Dataset listings of figures:
============

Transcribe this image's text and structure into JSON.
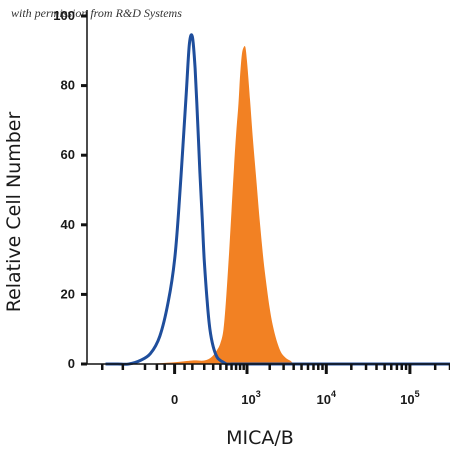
{
  "permission_note": "with permission from R&D Systems",
  "chart_data": {
    "type": "area",
    "xlabel": "MICA/B",
    "ylabel": "Relative Cell Number",
    "y_ticks": [
      0,
      20,
      40,
      60,
      80,
      100
    ],
    "ylim": [
      0,
      100
    ],
    "x_scale": "biexponential",
    "x_ticks": [
      {
        "base": "0",
        "exp": ""
      },
      {
        "base": "10",
        "exp": "3"
      },
      {
        "base": "10",
        "exp": "4"
      },
      {
        "base": "10",
        "exp": "5"
      }
    ],
    "grid": false,
    "colors": {
      "isotype_outline": "#1f4e9c",
      "stained_fill": "#f28123"
    },
    "series": [
      {
        "style": "outline",
        "color": "#1f4e9c",
        "x": [
          -900,
          -600,
          -400,
          -250,
          -150,
          -80,
          -30,
          0,
          20,
          40,
          60,
          80,
          100,
          120,
          140,
          160,
          180,
          200,
          230,
          260,
          300,
          350,
          400,
          450,
          500,
          600,
          700,
          1000,
          3000,
          10000,
          100000,
          300000
        ],
        "values": [
          0,
          0,
          0,
          1,
          3,
          8,
          18,
          30,
          45,
          62,
          78,
          92,
          94,
          85,
          70,
          55,
          42,
          30,
          18,
          10,
          5,
          2,
          1,
          0.5,
          0,
          0,
          0,
          0,
          0,
          0,
          0,
          0
        ]
      },
      {
        "style": "filled",
        "color": "#f28123",
        "x": [
          -900,
          -200,
          0,
          100,
          200,
          280,
          350,
          400,
          450,
          500,
          550,
          600,
          650,
          700,
          760,
          800,
          850,
          900,
          950,
          1000,
          1100,
          1200,
          1350,
          1500,
          1700,
          2000,
          2300,
          2700,
          3100,
          3600,
          4500,
          10000,
          100000,
          300000
        ],
        "values": [
          0,
          0,
          0.5,
          1,
          1,
          2,
          4,
          6,
          10,
          20,
          32,
          44,
          56,
          66,
          75,
          83,
          89,
          91,
          91,
          87,
          76,
          65,
          52,
          40,
          28,
          16,
          9,
          4,
          2,
          1,
          0,
          0,
          0,
          0
        ]
      }
    ]
  }
}
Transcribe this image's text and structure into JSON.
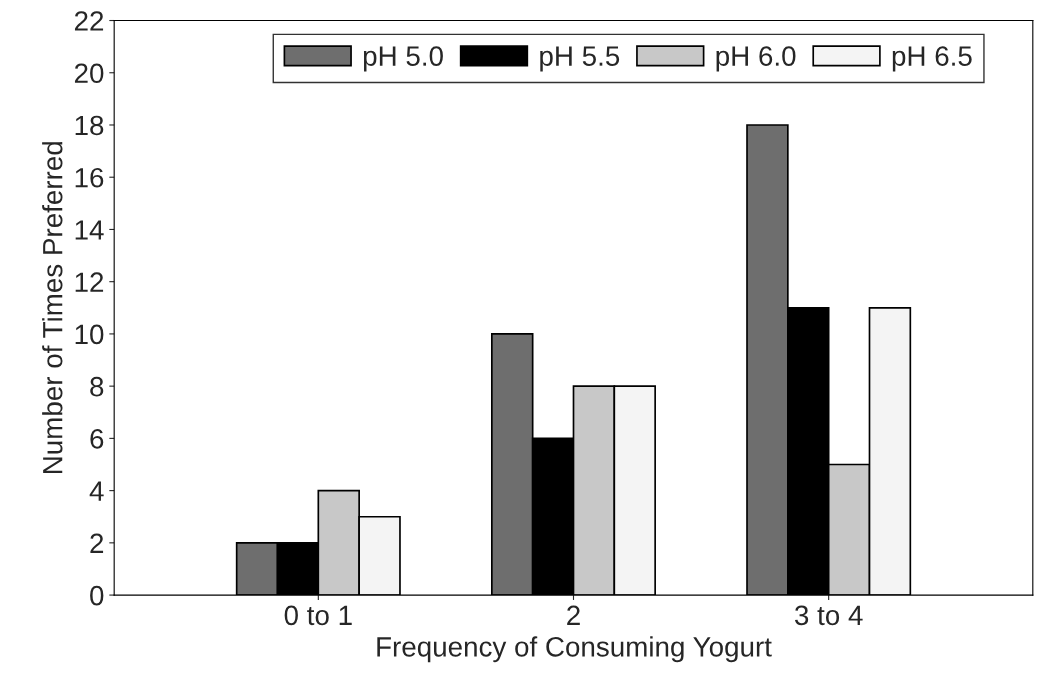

============

Reproduce each record from above exactly; pictures do not belong in the copy.

Transcribe this image's text and structure into JSON.
{
  "permission_note": "with permission from R&D Systems",
  "chart_data": {
    "type": "area",
    "xlabel": "MICA/B",
    "ylabel": "Relative Cell Number",
    "y_ticks": [
      0,
      20,
      40,
      60,
      80,
      100
    ],
    "ylim": [
      0,
      100
    ],
    "x_scale": "biexponential",
    "x_ticks": [
      {
        "base": "0",
        "exp": ""
      },
      {
        "base": "10",
        "exp": "3"
      },
      {
        "base": "10",
        "exp": "4"
      },
      {
        "base": "10",
        "exp": "5"
      }
    ],
    "grid": false,
    "colors": {
      "isotype_outline": "#1f4e9c",
      "stained_fill": "#f28123"
    },
    "series": [
      {
        "style": "outline",
        "color": "#1f4e9c",
        "x": [
          -900,
          -600,
          -400,
          -250,
          -150,
          -80,
          -30,
          0,
          20,
          40,
          60,
          80,
          100,
          120,
          140,
          160,
          180,
          200,
          230,
          260,
          300,
          350,
          400,
          450,
          500,
          600,
          700,
          1000,
          3000,
          10000,
          100000,
          300000
        ],
        "values": [
          0,
          0,
          0,
          1,
          3,
          8,
          18,
          30,
          45,
          62,
          78,
          92,
          94,
          85,
          70,
          55,
          42,
          30,
          18,
          10,
          5,
          2,
          1,
          0.5,
          0,
          0,
          0,
          0,
          0,
          0,
          0,
          0
        ]
      },
      {
        "style": "filled",
        "color": "#f28123",
        "x": [
          -900,
          -200,
          0,
          100,
          200,
          280,
          350,
          400,
          450,
          500,
          550,
          600,
          650,
          700,
          760,
          800,
          850,
          900,
          950,
          1000,
          1100,
          1200,
          1350,
          1500,
          1700,
          2000,
          2300,
          2700,
          3100,
          3600,
          4500,
          10000,
          100000,
          300000
        ],
        "values": [
          0,
          0,
          0.5,
          1,
          1,
          2,
          4,
          6,
          10,
          20,
          32,
          44,
          56,
          66,
          75,
          83,
          89,
          91,
          91,
          87,
          76,
          65,
          52,
          40,
          28,
          16,
          9,
          4,
          2,
          1,
          0,
          0,
          0,
          0
        ]
      }
    ]
  }
}
Transcribe this image's text and structure into JSON.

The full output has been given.